▸ **Directive**
Pull every line that holds the word "Reviews" from the entries.

▸ **A block of data**
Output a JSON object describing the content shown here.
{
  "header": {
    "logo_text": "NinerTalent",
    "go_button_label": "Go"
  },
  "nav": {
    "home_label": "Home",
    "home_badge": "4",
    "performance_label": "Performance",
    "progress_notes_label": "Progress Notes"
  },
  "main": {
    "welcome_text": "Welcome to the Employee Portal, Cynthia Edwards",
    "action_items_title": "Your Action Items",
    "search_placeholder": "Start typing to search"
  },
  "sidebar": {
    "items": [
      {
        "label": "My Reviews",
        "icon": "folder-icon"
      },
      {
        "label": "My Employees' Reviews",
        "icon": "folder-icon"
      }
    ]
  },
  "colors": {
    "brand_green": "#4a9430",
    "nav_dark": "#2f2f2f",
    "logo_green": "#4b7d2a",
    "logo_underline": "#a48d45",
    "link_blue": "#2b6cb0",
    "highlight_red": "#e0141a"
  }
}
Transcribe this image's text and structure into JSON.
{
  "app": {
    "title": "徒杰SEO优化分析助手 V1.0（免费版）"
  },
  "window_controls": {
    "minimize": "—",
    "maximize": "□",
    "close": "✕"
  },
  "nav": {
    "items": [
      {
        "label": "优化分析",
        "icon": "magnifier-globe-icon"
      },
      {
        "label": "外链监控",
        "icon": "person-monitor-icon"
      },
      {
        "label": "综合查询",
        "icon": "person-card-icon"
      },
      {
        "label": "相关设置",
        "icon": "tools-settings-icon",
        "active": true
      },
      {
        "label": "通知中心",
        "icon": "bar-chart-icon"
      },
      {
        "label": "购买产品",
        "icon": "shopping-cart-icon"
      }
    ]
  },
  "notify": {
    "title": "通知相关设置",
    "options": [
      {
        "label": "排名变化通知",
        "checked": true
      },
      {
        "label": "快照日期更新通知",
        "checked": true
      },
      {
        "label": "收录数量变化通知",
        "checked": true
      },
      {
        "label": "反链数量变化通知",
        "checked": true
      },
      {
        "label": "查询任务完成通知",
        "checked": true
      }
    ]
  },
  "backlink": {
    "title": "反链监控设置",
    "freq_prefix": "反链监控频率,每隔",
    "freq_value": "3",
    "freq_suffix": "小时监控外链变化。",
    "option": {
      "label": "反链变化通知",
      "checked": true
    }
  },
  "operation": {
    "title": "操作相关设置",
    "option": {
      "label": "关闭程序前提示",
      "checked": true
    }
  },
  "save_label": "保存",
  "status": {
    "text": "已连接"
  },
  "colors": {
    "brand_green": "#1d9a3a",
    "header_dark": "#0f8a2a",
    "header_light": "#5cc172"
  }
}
==
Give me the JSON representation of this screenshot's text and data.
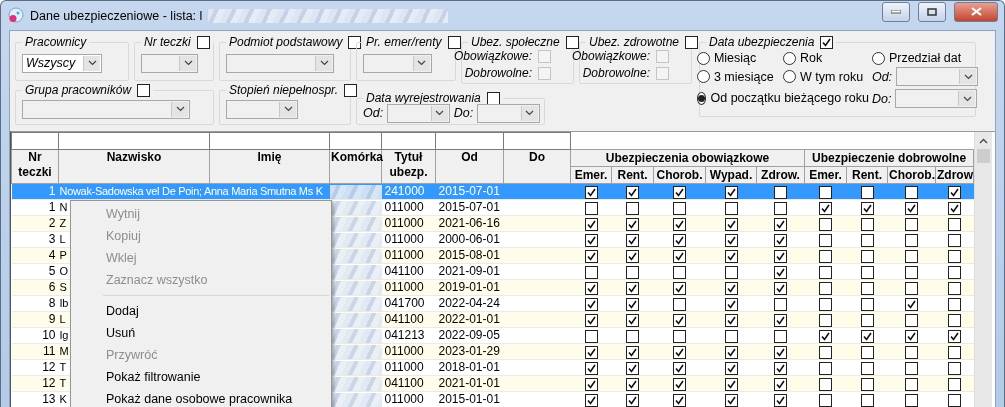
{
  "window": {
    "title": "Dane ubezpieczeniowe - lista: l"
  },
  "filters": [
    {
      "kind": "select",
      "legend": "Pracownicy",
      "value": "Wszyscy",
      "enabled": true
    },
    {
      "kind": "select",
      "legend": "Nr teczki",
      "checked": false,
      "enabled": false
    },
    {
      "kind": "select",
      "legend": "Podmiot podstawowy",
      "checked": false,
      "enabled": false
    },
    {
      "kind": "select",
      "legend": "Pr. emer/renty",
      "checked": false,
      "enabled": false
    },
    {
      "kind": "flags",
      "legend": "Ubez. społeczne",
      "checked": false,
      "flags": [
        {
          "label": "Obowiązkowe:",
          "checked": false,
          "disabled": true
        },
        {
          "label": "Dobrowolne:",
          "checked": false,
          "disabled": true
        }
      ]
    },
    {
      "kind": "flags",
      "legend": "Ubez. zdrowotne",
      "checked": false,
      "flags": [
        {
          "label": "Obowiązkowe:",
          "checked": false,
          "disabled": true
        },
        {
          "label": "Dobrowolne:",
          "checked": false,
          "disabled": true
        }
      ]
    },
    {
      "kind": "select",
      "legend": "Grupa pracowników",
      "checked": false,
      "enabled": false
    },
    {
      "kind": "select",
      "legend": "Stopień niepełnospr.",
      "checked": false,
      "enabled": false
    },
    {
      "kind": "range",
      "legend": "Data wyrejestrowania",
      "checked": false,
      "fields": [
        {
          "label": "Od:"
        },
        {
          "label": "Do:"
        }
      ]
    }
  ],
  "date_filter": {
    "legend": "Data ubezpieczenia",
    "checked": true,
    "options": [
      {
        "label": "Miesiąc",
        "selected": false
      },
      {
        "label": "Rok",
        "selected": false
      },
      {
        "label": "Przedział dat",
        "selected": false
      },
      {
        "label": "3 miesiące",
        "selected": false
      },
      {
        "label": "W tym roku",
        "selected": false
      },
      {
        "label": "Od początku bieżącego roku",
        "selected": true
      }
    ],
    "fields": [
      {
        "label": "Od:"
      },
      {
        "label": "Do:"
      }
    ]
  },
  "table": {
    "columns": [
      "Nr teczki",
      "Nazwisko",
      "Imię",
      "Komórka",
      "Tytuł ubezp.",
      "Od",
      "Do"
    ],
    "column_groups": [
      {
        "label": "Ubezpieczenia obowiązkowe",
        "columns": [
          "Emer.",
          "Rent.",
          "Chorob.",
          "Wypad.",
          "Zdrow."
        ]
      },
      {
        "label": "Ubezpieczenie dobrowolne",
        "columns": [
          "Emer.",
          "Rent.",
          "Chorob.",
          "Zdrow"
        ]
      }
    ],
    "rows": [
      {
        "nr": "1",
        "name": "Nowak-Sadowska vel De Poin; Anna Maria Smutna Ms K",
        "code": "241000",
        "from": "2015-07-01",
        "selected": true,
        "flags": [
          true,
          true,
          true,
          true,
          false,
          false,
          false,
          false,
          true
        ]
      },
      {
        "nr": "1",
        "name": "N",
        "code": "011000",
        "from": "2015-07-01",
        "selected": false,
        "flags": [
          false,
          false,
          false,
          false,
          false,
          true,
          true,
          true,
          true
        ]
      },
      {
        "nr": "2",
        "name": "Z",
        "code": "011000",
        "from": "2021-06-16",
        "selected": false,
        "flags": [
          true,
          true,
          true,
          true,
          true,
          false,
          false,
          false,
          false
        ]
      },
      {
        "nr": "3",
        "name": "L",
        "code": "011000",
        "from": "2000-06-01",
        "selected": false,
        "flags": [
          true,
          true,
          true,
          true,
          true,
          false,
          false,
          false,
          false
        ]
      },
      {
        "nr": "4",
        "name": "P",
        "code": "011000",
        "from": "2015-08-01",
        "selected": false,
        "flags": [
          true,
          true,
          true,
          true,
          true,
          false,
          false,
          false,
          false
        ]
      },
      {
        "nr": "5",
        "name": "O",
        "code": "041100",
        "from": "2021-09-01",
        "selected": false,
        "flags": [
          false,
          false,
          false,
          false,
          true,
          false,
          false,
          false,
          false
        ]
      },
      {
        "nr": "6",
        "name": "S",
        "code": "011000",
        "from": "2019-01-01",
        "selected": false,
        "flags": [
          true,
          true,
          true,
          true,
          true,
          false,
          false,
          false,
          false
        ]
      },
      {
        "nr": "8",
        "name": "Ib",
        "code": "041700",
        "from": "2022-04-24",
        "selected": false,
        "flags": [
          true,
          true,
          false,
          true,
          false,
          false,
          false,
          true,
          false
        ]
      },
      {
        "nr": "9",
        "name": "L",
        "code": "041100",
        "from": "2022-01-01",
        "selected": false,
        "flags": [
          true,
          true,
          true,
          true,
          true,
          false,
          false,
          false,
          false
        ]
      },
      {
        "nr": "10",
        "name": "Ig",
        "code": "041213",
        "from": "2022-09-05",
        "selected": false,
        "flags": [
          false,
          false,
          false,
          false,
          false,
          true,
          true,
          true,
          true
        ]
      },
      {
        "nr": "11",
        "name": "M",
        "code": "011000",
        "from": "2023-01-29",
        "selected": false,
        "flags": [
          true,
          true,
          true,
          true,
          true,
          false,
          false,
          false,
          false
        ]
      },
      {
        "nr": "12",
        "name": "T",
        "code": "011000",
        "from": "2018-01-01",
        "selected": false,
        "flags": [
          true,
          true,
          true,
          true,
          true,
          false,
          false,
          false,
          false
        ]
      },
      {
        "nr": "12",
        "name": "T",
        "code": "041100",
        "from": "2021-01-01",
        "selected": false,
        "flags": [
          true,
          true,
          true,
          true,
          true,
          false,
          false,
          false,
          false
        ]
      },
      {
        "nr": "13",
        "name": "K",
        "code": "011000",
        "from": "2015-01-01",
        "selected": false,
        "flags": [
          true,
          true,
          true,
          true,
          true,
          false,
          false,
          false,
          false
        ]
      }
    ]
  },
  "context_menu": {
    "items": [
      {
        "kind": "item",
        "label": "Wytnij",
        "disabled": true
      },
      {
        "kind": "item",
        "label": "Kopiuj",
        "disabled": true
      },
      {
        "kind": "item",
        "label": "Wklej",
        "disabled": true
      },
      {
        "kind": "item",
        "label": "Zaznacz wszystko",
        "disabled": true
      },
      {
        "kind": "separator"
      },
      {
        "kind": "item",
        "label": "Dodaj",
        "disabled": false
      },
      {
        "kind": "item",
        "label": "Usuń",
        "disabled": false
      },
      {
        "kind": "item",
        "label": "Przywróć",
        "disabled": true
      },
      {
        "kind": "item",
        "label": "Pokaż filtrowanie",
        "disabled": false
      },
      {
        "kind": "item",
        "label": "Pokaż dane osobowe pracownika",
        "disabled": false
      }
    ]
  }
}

▸ **Written answer**
        "label": "My Reviews",
        "label": "My Employees' Reviews",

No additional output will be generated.